* _Problem to solve_
Return each line of the listing below, unchanged, and omit the images.

(Data excerpts)
────────────────────────────────────────

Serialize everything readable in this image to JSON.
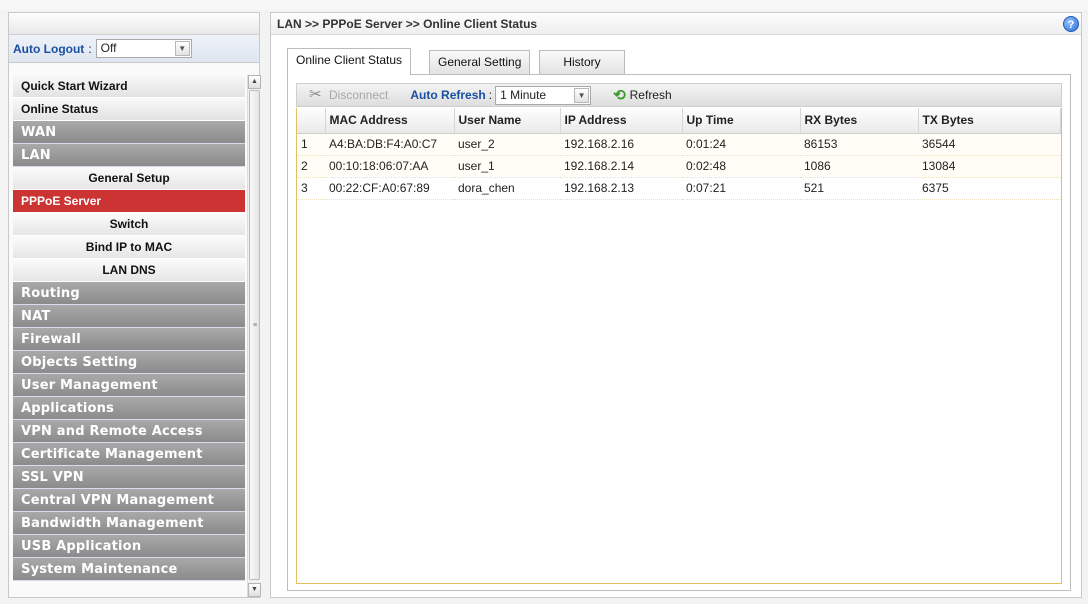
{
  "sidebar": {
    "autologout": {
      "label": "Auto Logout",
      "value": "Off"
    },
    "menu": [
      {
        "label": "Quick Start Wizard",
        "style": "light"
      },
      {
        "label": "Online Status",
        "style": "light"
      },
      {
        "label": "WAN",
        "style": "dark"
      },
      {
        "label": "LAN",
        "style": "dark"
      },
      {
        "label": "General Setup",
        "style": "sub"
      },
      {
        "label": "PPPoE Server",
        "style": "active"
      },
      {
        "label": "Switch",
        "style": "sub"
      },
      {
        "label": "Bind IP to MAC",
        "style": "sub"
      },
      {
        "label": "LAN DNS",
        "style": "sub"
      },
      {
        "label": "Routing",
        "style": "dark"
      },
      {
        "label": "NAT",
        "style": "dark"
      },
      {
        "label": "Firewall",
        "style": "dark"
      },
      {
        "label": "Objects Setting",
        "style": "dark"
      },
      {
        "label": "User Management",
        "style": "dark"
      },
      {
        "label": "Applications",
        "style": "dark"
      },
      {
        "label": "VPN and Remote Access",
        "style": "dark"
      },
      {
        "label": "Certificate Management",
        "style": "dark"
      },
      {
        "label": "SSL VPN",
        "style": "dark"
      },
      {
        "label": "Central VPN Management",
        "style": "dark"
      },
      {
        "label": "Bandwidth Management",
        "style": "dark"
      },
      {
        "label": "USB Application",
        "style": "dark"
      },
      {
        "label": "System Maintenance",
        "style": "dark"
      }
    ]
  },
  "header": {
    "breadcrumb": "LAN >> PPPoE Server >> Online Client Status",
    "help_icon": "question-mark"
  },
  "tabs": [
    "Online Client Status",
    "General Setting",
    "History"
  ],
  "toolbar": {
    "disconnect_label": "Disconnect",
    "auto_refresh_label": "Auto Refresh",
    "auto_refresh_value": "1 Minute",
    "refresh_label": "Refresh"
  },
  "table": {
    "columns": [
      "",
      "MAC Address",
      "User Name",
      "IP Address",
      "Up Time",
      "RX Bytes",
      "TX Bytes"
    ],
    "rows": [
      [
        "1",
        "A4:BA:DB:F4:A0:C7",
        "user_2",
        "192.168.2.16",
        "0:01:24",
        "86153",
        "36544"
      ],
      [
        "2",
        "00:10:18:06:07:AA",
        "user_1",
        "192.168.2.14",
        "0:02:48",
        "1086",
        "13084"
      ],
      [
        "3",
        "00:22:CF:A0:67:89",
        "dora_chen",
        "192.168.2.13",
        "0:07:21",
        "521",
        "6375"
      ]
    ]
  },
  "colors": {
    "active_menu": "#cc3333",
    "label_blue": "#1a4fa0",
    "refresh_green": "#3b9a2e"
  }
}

────────────────────────────────────────

* _Output_
Serialize everything readable in this image to JSON.
{
  "sidebar": {
    "autologout": {
      "label": "Auto Logout",
      "value": "Off"
    },
    "menu": [
      {
        "label": "Quick Start Wizard",
        "style": "light"
      },
      {
        "label": "Online Status",
        "style": "light"
      },
      {
        "label": "WAN",
        "style": "dark"
      },
      {
        "label": "LAN",
        "style": "dark"
      },
      {
        "label": "General Setup",
        "style": "sub"
      },
      {
        "label": "PPPoE Server",
        "style": "active"
      },
      {
        "label": "Switch",
        "style": "sub"
      },
      {
        "label": "Bind IP to MAC",
        "style": "sub"
      },
      {
        "label": "LAN DNS",
        "style": "sub"
      },
      {
        "label": "Routing",
        "style": "dark"
      },
      {
        "label": "NAT",
        "style": "dark"
      },
      {
        "label": "Firewall",
        "style": "dark"
      },
      {
        "label": "Objects Setting",
        "style": "dark"
      },
      {
        "label": "User Management",
        "style": "dark"
      },
      {
        "label": "Applications",
        "style": "dark"
      },
      {
        "label": "VPN and Remote Access",
        "style": "dark"
      },
      {
        "label": "Certificate Management",
        "style": "dark"
      },
      {
        "label": "SSL VPN",
        "style": "dark"
      },
      {
        "label": "Central VPN Management",
        "style": "dark"
      },
      {
        "label": "Bandwidth Management",
        "style": "dark"
      },
      {
        "label": "USB Application",
        "style": "dark"
      },
      {
        "label": "System Maintenance",
        "style": "dark"
      }
    ]
  },
  "header": {
    "breadcrumb": "LAN >> PPPoE Server >> Online Client Status",
    "help_icon": "question-mark"
  },
  "tabs": [
    "Online Client Status",
    "General Setting",
    "History"
  ],
  "toolbar": {
    "disconnect_label": "Disconnect",
    "auto_refresh_label": "Auto Refresh",
    "auto_refresh_value": "1 Minute",
    "refresh_label": "Refresh"
  },
  "table": {
    "columns": [
      "",
      "MAC Address",
      "User Name",
      "IP Address",
      "Up Time",
      "RX Bytes",
      "TX Bytes"
    ],
    "rows": [
      [
        "1",
        "A4:BA:DB:F4:A0:C7",
        "user_2",
        "192.168.2.16",
        "0:01:24",
        "86153",
        "36544"
      ],
      [
        "2",
        "00:10:18:06:07:AA",
        "user_1",
        "192.168.2.14",
        "0:02:48",
        "1086",
        "13084"
      ],
      [
        "3",
        "00:22:CF:A0:67:89",
        "dora_chen",
        "192.168.2.13",
        "0:07:21",
        "521",
        "6375"
      ]
    ]
  },
  "colors": {
    "active_menu": "#cc3333",
    "label_blue": "#1a4fa0",
    "refresh_green": "#3b9a2e"
  }
}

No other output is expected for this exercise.